╭─ Supplied material

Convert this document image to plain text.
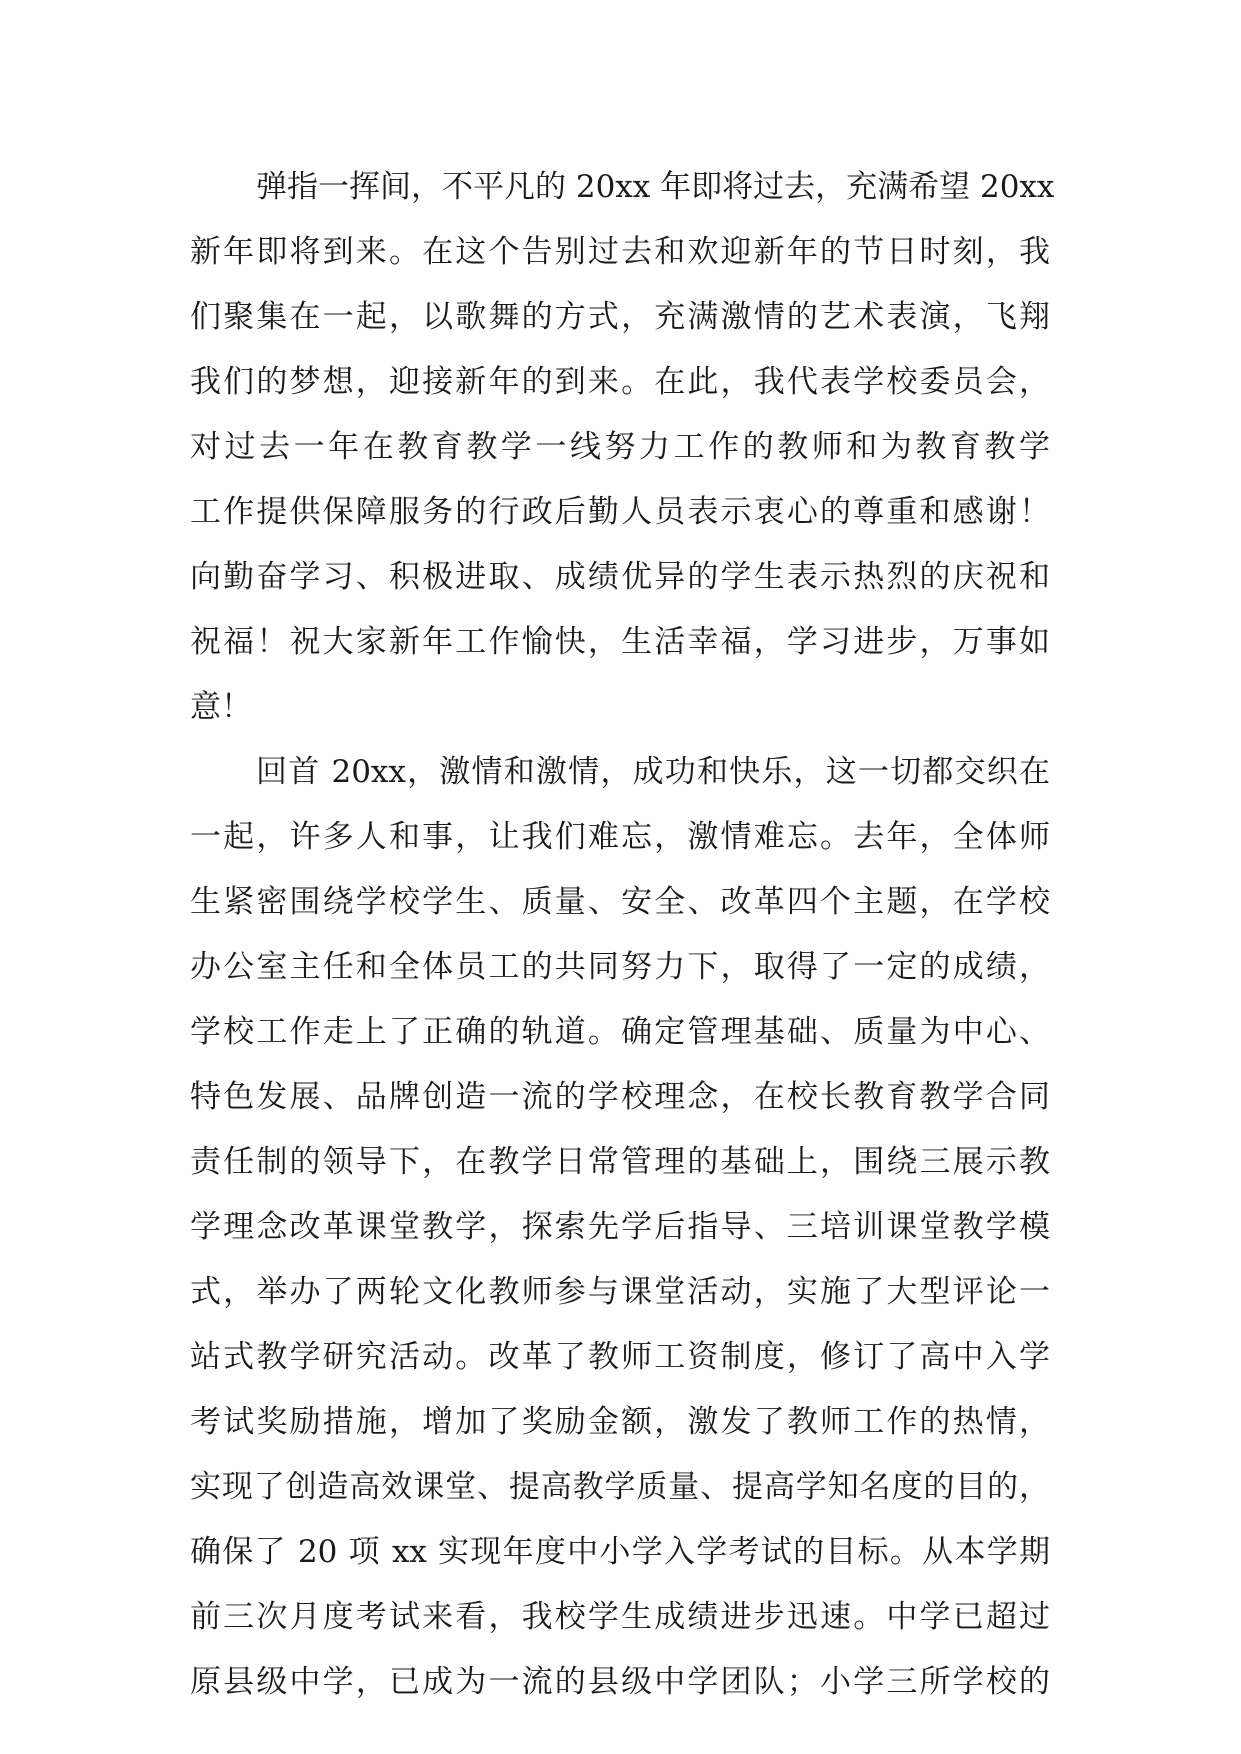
弹指一挥间，不平凡的 20xx 年即将过去，充满希望 20xx
新年即将到来。在这个告别过去和欢迎新年的节日时刻，我
们聚集在一起，以歌舞的方式，充满激情的艺术表演，飞翔
我们的梦想，迎接新年的到来。在此，我代表学校委员会，
对过去一年在教育教学一线努力工作的教师和为教育教学
工作提供保障服务的行政后勤人员表示衷心的尊重和感谢！
向勤奋学习、积极进取、成绩优异的学生表示热烈的庆祝和
祝福！祝大家新年工作愉快，生活幸福，学习进步，万事如
意！
回首 20xx，激情和激情，成功和快乐，这一切都交织在
一起，许多人和事，让我们难忘，激情难忘。去年，全体师
生紧密围绕学校学生、质量、安全、改革四个主题，在学校
办公室主任和全体员工的共同努力下，取得了一定的成绩，
学校工作走上了正确的轨道。确定管理基础、质量为中心、
特色发展、品牌创造一流的学校理念，在校长教育教学合同
责任制的领导下，在教学日常管理的基础上，围绕三展示教
学理念改革课堂教学，探索先学后指导、三培训课堂教学模
式，举办了两轮文化教师参与课堂活动，实施了大型评论一
站式教学研究活动。改革了教师工资制度，修订了高中入学
考试奖励措施，增加了奖励金额，激发了教师工作的热情，
实现了创造高效课堂、提高教学质量、提高学知名度的目的，
确保了 20 项 xx 实现年度中小学入学考试的目标。从本学期
前三次月度考试来看，我校学生成绩进步迅速。中学已超过
原县级中学，已成为一流的县级中学团队；小学三所学校的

╰─

• [Short exercise]
Except for the pictures, reproduce every line exactly.

• [Exercise solution]
Convert this document image to plain text.
弹指一挥间，不平凡的 20xx 年即将过去，充满希望 20xx
新年即将到来。在这个告别过去和欢迎新年的节日时刻，我
们聚集在一起，以歌舞的方式，充满激情的艺术表演，飞翔
我们的梦想，迎接新年的到来。在此，我代表学校委员会，
对过去一年在教育教学一线努力工作的教师和为教育教学
工作提供保障服务的行政后勤人员表示衷心的尊重和感谢！
向勤奋学习、积极进取、成绩优异的学生表示热烈的庆祝和
祝福！祝大家新年工作愉快，生活幸福，学习进步，万事如
意！
回首 20xx，激情和激情，成功和快乐，这一切都交织在
一起，许多人和事，让我们难忘，激情难忘。去年，全体师
生紧密围绕学校学生、质量、安全、改革四个主题，在学校
办公室主任和全体员工的共同努力下，取得了一定的成绩，
学校工作走上了正确的轨道。确定管理基础、质量为中心、
特色发展、品牌创造一流的学校理念，在校长教育教学合同
责任制的领导下，在教学日常管理的基础上，围绕三展示教
学理念改革课堂教学，探索先学后指导、三培训课堂教学模
式，举办了两轮文化教师参与课堂活动，实施了大型评论一
站式教学研究活动。改革了教师工资制度，修订了高中入学
考试奖励措施，增加了奖励金额，激发了教师工作的热情，
实现了创造高效课堂、提高教学质量、提高学知名度的目的，
确保了 20 项 xx 实现年度中小学入学考试的目标。从本学期
前三次月度考试来看，我校学生成绩进步迅速。中学已超过
原县级中学，已成为一流的县级中学团队；小学三所学校的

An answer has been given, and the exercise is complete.